**What to produce**:
Gather all lines from the material that contain "Kirchenpingarten".

**Provided records**:
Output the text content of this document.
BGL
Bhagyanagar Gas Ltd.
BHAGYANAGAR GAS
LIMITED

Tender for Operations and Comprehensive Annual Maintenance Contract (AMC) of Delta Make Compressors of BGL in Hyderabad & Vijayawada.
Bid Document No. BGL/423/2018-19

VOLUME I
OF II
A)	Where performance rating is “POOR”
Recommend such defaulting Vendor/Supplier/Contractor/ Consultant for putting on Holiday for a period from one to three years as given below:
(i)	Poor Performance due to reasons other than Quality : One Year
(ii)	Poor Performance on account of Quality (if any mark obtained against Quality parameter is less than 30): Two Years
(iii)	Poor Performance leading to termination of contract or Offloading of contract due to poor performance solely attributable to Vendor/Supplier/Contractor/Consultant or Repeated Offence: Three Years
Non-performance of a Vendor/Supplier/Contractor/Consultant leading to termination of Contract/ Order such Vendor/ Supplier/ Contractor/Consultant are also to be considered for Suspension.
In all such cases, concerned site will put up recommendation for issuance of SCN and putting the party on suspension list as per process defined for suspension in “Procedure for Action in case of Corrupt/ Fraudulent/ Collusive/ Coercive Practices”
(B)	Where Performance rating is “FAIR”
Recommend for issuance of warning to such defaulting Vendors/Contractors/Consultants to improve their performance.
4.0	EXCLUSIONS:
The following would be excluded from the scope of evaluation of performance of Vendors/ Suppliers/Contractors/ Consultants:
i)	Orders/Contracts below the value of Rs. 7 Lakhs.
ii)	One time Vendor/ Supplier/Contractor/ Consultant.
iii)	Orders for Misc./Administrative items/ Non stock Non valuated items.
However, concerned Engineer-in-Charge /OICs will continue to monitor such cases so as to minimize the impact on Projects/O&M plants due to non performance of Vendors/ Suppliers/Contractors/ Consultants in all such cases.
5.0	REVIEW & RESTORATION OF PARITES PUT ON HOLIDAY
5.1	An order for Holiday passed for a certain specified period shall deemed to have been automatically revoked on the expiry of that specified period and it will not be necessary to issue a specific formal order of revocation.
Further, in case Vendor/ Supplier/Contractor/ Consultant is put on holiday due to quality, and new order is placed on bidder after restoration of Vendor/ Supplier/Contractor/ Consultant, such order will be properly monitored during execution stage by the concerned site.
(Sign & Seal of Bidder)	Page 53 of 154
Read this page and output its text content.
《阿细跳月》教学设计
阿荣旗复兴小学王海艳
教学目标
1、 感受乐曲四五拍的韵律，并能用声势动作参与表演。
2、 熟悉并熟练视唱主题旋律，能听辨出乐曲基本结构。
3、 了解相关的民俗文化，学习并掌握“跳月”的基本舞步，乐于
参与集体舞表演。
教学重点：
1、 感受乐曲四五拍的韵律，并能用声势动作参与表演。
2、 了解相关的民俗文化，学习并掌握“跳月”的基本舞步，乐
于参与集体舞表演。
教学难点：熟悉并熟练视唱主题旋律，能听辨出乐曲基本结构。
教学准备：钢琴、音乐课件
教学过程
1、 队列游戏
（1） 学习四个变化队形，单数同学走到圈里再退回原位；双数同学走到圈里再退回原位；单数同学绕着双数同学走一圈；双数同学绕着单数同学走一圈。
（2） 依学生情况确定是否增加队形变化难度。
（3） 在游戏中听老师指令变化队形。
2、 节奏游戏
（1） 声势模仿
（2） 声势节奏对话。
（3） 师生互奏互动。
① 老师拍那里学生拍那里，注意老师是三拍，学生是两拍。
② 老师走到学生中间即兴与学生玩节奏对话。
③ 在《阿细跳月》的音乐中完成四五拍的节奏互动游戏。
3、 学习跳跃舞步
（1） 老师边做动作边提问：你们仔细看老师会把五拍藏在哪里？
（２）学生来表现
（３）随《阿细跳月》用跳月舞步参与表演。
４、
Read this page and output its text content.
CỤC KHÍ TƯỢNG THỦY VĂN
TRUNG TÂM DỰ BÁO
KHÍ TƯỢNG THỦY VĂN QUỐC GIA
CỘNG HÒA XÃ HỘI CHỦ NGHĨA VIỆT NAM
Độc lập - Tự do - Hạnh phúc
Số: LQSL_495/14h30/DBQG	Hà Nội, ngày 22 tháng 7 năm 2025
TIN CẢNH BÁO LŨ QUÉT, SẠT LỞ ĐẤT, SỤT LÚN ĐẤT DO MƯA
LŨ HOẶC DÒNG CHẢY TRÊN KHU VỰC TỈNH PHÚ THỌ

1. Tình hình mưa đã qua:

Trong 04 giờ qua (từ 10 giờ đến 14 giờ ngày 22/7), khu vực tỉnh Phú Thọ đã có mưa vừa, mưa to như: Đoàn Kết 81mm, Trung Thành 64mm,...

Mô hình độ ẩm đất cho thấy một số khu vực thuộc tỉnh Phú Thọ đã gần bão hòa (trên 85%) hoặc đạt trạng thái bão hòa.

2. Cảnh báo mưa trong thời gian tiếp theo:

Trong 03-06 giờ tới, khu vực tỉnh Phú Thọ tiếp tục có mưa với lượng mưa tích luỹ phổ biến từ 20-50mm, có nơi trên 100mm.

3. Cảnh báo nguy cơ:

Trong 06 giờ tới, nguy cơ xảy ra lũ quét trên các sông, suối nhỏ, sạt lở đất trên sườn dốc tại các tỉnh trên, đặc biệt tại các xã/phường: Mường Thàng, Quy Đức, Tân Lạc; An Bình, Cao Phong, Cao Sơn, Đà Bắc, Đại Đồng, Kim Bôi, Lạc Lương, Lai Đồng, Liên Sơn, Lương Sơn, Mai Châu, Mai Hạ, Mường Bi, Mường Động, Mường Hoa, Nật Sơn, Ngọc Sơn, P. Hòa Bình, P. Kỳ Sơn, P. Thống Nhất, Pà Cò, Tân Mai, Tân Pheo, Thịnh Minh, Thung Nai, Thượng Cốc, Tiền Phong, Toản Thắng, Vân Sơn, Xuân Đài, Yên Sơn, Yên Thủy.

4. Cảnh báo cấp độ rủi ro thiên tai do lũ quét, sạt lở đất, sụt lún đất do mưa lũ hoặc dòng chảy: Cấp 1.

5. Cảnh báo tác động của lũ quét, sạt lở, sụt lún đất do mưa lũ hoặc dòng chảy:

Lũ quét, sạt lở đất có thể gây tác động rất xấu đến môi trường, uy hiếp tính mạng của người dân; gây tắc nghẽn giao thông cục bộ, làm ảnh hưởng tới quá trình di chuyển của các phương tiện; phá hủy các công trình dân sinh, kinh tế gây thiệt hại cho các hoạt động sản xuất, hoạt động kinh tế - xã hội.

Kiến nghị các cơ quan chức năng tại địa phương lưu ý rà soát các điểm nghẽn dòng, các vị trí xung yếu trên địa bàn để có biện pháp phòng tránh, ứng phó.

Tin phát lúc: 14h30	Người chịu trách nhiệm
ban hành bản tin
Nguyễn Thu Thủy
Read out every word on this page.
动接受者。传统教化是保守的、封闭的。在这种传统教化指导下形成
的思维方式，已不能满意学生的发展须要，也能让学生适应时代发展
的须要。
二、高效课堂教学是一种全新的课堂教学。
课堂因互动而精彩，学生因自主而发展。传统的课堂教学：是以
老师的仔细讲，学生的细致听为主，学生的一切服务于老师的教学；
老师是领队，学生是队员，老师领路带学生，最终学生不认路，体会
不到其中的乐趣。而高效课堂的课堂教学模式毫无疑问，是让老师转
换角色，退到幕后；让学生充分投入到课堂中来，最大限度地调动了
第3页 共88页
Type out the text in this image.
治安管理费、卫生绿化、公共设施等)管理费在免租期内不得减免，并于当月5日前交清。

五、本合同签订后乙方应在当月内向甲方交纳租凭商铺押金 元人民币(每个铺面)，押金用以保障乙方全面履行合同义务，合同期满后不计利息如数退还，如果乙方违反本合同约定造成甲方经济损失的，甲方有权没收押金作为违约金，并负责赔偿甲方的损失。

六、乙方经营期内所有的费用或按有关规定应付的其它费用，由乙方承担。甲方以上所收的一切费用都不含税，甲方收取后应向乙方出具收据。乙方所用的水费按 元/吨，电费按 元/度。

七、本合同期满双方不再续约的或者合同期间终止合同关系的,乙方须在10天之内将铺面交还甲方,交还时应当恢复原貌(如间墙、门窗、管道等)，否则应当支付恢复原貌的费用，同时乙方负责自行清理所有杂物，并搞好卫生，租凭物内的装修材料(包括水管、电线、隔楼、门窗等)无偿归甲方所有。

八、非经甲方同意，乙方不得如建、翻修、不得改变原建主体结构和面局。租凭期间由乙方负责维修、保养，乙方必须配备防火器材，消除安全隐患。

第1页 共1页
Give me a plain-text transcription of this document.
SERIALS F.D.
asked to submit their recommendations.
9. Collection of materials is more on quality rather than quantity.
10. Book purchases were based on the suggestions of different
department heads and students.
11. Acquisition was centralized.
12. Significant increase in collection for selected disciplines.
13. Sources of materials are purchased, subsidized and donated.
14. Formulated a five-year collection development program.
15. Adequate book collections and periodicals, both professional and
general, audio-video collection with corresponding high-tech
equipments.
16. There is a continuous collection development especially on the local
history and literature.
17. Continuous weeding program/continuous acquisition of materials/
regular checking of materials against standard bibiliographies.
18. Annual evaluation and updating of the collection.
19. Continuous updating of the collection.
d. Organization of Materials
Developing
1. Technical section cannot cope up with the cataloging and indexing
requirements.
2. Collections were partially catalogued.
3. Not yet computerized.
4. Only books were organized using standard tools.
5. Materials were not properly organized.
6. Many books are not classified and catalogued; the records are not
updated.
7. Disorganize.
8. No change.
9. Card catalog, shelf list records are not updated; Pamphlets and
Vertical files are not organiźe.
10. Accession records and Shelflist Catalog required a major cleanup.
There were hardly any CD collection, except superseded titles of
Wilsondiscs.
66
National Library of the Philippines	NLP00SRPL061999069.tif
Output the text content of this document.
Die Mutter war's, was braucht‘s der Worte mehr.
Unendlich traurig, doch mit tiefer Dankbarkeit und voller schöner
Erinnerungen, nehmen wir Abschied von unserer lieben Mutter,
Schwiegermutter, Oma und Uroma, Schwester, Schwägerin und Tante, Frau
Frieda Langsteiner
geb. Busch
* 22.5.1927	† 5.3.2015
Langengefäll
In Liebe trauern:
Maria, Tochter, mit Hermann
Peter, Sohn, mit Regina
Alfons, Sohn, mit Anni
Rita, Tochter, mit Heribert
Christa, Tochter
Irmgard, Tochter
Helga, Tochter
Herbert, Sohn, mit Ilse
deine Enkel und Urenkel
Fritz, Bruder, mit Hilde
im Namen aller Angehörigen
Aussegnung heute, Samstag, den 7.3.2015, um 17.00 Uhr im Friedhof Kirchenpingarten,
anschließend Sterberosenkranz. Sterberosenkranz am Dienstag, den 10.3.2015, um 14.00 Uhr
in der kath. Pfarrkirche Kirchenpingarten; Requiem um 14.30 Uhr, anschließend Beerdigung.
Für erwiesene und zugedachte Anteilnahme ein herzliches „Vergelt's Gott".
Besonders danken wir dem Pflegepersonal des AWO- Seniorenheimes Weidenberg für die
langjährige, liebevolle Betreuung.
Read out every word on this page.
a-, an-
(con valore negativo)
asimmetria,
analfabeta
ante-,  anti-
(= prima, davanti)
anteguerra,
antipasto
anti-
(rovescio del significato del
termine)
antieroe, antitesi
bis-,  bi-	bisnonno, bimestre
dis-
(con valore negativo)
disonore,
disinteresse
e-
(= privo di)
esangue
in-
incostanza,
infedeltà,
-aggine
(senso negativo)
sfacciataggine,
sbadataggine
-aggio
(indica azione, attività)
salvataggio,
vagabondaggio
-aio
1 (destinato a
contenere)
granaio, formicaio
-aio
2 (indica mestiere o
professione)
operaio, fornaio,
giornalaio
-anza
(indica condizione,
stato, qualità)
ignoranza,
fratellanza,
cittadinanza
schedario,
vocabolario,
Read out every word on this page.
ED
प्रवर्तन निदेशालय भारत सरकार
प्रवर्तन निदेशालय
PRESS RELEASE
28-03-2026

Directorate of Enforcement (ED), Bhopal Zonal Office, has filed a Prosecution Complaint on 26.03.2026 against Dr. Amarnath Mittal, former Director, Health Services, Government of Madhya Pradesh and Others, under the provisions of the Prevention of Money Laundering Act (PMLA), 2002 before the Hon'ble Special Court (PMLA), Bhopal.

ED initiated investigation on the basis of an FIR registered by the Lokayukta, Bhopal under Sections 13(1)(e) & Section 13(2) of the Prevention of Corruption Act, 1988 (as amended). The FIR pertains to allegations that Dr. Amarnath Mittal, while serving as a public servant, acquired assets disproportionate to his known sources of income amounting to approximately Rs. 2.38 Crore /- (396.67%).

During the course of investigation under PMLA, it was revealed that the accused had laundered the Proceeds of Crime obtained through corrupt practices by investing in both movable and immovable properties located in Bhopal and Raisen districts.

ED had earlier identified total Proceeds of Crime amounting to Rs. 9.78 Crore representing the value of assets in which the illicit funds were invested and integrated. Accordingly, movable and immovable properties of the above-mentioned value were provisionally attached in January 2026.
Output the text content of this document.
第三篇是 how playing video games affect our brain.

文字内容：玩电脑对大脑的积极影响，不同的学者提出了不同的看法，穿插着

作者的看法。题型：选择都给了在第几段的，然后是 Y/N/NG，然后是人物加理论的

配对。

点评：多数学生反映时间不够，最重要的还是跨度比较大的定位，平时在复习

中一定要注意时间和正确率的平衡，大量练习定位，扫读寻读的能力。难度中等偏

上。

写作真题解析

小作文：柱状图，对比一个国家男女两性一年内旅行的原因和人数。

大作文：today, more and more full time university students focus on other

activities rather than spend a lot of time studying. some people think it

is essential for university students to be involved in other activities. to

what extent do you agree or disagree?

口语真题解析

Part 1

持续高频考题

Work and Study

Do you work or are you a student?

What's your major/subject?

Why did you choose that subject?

**Answer to this problem**:
Aussegnung heute, Samstag, den 7.3.2015, um 17.00 Uhr im Friedhof Kirchenpingarten,
in der kath. Pfarrkirche Kirchenpingarten; Requiem um 14.30 Uhr, anschließend Beerdigung.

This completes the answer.